**DIRECTIONS FOR THIS TASK:** Wherever the string "JSON" shows up in a line, count that line. Give the total alone.

START DATASET RECORDS

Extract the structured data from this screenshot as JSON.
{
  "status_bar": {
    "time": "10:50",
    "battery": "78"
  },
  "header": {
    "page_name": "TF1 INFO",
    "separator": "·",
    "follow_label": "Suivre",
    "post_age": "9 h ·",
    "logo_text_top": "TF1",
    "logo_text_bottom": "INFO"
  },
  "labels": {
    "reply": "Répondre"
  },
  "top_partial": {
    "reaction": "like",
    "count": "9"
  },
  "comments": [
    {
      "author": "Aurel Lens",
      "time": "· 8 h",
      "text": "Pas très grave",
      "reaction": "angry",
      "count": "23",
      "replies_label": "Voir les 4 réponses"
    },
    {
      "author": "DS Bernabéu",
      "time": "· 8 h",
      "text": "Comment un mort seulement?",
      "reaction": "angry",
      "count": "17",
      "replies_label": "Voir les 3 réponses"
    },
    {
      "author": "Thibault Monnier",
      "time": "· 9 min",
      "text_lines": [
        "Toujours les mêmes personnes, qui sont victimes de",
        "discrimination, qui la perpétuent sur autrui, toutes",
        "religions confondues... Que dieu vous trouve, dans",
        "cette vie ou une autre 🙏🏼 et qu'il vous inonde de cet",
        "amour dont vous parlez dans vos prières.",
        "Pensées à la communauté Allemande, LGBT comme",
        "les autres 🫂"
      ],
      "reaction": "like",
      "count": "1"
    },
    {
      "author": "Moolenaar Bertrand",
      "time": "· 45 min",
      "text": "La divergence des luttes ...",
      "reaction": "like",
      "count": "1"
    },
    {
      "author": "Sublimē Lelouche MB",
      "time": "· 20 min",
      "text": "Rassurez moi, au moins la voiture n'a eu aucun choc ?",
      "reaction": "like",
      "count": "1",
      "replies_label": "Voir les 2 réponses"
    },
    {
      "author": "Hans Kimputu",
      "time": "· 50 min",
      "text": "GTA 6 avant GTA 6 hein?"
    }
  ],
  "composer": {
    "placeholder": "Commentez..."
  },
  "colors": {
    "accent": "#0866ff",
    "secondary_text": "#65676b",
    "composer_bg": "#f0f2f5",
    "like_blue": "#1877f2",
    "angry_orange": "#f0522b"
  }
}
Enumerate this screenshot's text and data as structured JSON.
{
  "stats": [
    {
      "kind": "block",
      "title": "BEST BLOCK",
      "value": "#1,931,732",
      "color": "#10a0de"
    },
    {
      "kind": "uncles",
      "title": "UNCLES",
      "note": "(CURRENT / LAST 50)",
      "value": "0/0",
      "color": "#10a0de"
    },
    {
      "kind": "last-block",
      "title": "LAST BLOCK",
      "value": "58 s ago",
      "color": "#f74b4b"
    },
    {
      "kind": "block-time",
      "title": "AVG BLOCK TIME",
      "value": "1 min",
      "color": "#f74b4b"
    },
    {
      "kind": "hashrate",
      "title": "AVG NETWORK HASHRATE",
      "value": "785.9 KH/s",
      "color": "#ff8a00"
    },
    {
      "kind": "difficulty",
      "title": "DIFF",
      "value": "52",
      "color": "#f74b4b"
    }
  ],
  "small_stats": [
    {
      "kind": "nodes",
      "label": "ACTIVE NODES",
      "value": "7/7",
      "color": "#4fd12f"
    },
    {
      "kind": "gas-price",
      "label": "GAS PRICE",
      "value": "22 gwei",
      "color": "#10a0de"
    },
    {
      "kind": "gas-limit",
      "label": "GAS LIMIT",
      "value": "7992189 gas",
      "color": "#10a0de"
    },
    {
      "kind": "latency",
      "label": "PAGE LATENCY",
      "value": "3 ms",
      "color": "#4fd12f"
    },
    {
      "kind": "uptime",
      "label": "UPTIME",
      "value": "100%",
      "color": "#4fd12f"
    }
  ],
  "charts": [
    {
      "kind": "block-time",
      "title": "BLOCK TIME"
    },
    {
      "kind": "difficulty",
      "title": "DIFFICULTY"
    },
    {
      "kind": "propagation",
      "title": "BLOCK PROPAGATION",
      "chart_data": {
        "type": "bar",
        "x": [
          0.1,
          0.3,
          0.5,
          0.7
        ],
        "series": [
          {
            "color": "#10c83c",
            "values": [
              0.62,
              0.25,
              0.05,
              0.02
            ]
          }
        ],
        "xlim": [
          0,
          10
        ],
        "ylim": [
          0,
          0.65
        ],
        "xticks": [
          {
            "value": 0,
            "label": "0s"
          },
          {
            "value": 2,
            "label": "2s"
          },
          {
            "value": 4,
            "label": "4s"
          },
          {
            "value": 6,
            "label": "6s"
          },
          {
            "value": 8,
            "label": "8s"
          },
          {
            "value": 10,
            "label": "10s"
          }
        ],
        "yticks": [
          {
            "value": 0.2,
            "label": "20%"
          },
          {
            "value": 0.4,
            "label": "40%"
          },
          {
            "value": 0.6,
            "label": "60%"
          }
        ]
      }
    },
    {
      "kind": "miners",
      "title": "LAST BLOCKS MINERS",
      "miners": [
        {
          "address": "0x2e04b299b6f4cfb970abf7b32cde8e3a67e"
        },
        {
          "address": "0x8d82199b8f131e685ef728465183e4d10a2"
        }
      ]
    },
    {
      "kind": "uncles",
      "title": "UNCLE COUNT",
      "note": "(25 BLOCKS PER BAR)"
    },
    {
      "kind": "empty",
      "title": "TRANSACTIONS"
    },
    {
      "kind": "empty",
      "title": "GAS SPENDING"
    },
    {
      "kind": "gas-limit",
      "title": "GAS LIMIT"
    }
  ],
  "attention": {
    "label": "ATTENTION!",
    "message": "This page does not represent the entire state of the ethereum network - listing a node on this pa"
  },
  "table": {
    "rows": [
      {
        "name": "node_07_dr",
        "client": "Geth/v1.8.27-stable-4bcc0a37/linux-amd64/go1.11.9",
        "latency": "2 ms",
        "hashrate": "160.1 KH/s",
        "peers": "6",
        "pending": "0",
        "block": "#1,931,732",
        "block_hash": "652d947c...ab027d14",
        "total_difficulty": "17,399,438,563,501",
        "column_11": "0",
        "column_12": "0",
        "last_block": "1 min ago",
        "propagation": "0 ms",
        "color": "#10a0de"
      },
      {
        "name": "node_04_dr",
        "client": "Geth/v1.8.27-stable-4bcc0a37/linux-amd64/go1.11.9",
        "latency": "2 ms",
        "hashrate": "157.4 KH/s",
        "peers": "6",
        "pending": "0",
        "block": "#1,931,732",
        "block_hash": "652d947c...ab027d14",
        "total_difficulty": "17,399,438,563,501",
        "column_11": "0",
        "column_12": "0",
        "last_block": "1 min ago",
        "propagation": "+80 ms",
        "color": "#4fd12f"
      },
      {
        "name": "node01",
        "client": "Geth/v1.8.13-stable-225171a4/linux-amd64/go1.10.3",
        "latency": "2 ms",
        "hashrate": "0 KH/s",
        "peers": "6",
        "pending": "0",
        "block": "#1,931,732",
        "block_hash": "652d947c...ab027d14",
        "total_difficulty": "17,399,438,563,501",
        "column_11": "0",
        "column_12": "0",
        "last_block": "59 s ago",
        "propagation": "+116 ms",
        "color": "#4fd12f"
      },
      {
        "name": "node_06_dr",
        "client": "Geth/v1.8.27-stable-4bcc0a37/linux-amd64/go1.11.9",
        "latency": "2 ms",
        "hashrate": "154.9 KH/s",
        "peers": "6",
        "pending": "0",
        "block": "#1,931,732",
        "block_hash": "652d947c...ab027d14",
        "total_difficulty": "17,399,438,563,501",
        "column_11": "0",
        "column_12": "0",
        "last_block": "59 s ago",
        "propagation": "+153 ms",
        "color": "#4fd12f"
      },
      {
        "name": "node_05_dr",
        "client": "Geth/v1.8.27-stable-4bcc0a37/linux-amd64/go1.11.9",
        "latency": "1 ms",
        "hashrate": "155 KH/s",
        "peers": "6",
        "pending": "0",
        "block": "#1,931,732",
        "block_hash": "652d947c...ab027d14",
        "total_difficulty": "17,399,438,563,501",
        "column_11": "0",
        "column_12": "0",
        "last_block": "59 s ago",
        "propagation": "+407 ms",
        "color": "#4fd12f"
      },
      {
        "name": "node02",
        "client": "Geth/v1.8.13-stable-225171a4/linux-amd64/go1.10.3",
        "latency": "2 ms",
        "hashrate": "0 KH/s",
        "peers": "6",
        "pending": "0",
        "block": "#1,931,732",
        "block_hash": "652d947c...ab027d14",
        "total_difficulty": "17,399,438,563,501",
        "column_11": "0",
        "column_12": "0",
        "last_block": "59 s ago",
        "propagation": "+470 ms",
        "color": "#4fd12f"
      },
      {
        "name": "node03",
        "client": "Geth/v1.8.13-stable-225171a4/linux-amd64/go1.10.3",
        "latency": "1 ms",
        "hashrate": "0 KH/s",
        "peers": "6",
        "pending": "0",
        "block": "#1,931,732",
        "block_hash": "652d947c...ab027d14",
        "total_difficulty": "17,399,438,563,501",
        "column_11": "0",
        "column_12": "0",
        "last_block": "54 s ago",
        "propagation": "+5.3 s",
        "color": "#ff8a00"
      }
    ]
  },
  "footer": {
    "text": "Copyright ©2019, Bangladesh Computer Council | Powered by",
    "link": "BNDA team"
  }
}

END DATASET RECORDS

**ANSWER TO THE PROBLEM:** 2